___ Material to process

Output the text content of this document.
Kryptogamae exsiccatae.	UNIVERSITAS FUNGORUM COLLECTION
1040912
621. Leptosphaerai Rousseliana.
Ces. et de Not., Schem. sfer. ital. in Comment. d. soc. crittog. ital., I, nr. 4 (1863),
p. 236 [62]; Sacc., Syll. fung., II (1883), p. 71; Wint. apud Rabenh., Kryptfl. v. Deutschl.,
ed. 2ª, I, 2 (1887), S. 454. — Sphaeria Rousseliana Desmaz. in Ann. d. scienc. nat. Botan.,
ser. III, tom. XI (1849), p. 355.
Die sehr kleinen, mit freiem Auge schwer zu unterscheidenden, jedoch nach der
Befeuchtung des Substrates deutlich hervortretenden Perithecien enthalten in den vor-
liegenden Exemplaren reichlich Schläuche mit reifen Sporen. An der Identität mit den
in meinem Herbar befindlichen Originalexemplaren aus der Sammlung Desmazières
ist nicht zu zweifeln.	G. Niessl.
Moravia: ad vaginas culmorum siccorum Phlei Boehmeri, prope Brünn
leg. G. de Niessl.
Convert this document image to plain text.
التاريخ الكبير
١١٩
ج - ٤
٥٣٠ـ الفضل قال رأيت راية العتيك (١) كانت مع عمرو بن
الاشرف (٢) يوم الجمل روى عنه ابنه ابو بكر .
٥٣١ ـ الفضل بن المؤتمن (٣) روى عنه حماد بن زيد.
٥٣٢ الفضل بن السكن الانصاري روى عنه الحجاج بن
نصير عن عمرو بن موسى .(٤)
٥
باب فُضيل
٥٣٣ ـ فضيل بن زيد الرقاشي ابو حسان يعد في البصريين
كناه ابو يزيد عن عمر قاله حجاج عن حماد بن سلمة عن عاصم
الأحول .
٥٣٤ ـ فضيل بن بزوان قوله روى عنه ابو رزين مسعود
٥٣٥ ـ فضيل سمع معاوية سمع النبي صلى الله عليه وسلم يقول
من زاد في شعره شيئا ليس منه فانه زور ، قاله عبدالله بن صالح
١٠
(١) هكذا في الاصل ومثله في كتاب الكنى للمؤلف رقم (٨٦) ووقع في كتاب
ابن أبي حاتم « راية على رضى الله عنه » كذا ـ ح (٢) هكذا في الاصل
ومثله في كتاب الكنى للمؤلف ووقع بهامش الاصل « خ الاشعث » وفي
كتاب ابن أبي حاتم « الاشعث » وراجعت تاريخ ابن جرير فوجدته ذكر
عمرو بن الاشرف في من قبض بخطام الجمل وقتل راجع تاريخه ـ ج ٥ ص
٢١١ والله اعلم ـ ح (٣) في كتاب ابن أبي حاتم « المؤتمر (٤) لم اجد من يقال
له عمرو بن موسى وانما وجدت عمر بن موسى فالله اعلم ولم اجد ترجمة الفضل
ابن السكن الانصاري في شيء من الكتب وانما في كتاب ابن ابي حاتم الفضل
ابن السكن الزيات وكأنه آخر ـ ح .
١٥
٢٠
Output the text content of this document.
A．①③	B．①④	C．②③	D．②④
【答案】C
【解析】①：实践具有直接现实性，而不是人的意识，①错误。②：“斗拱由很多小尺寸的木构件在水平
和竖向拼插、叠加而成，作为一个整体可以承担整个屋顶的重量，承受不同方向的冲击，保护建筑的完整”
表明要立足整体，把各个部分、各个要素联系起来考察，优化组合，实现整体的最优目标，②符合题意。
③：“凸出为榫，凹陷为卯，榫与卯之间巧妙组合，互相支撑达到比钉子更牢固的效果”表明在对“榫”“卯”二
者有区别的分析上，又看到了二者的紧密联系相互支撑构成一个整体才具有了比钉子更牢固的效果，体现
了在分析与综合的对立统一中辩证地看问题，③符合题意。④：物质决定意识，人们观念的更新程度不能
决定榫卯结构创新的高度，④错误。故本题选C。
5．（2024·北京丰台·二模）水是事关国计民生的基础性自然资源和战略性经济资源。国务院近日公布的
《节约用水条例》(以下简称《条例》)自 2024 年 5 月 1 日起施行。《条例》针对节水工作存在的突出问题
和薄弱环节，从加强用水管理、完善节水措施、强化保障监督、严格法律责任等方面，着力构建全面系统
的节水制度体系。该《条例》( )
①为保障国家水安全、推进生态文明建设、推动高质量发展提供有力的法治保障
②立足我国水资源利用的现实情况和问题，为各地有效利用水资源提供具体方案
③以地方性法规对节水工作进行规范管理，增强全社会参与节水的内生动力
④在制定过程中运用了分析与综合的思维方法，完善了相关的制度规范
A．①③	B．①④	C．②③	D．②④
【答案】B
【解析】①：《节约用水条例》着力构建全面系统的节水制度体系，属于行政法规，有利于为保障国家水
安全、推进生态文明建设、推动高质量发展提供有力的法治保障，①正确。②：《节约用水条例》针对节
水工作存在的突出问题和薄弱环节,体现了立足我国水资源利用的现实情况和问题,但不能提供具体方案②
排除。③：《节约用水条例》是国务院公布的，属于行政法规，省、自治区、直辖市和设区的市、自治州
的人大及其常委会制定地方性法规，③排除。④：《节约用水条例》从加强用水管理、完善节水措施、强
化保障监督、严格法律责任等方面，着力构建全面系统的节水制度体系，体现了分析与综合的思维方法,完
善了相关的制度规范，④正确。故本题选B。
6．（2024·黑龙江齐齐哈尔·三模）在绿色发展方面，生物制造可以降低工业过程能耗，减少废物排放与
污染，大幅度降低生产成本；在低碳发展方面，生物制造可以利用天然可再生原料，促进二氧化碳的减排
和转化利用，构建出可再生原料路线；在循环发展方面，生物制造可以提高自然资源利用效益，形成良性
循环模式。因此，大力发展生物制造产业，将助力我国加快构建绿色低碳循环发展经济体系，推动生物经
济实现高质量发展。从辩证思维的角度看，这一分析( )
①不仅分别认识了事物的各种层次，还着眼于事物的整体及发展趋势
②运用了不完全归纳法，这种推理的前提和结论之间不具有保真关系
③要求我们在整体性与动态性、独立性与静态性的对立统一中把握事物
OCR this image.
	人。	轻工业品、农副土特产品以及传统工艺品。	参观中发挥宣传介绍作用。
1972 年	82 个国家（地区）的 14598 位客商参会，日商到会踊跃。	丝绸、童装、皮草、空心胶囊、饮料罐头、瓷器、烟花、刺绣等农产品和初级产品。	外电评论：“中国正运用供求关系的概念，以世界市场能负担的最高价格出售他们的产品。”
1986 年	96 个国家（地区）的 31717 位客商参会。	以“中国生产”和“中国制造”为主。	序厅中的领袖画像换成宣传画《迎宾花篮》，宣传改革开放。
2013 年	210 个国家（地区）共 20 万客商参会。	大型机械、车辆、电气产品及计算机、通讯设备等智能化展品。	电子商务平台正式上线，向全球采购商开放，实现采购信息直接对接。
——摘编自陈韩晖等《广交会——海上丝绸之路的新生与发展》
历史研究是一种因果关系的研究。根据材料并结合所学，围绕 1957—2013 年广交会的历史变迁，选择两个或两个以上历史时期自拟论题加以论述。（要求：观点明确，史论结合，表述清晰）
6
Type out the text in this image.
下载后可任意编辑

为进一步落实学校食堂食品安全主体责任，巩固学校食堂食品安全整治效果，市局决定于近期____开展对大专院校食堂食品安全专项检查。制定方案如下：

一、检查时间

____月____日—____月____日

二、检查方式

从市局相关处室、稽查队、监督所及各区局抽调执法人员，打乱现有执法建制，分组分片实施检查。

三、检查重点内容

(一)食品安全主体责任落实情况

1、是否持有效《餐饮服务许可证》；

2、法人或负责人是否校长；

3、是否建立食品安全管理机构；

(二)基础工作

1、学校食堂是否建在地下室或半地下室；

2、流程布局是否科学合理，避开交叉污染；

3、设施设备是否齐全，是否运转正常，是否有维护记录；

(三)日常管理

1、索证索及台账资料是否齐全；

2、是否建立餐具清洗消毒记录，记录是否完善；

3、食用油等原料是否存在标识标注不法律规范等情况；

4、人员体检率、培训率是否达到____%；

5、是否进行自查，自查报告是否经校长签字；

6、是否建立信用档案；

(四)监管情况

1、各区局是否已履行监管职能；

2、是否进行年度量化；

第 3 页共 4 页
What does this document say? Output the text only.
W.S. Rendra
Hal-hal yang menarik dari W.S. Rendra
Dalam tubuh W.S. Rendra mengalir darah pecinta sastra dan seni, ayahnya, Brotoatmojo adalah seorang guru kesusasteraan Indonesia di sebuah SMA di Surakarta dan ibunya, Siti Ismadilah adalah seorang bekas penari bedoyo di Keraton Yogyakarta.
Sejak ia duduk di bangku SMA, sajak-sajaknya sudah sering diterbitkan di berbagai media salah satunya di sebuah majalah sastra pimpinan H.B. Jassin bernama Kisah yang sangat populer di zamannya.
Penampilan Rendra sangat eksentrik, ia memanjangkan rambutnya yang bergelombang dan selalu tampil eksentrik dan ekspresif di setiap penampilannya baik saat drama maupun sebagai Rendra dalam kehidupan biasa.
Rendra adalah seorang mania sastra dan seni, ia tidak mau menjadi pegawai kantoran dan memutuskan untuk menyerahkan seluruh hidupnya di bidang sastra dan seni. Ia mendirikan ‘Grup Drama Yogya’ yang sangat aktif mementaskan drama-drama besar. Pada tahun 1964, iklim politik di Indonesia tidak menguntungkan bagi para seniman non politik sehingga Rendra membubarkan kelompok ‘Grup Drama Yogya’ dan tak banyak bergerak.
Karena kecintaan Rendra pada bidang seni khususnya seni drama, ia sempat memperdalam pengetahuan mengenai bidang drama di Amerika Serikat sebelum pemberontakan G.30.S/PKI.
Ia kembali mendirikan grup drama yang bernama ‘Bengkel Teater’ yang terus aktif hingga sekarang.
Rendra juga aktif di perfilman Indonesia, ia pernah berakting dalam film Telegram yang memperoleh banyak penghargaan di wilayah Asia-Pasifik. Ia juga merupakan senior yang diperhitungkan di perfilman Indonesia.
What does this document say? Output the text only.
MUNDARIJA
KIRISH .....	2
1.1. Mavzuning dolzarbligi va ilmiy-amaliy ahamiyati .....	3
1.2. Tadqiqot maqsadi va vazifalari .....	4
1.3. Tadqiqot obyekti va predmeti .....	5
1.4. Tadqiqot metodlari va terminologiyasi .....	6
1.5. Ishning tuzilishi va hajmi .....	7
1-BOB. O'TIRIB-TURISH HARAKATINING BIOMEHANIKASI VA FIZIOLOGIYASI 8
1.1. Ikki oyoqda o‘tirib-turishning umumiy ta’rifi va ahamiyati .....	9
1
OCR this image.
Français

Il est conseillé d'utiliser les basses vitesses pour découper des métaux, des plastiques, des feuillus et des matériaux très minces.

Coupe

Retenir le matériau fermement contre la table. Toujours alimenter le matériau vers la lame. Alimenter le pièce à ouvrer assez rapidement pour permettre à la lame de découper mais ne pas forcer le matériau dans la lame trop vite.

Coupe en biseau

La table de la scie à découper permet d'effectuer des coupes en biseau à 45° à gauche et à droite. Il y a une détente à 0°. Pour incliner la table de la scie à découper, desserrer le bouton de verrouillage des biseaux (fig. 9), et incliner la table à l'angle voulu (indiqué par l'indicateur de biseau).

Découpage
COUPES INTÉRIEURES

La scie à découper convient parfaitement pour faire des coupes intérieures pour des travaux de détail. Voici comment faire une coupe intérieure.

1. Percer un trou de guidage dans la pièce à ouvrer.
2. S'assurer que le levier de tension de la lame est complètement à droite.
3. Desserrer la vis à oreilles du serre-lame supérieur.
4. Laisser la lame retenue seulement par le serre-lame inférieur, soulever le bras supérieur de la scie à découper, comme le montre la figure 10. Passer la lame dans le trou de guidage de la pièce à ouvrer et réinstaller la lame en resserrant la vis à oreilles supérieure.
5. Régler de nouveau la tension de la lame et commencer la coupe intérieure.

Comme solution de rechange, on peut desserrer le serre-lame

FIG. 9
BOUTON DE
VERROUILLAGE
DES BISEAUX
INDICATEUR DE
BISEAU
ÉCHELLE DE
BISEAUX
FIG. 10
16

______

#### Short task:
Among the lines of the material above, how many include the string "ouvrer"? Report only that number.

#### Solution to this task:
3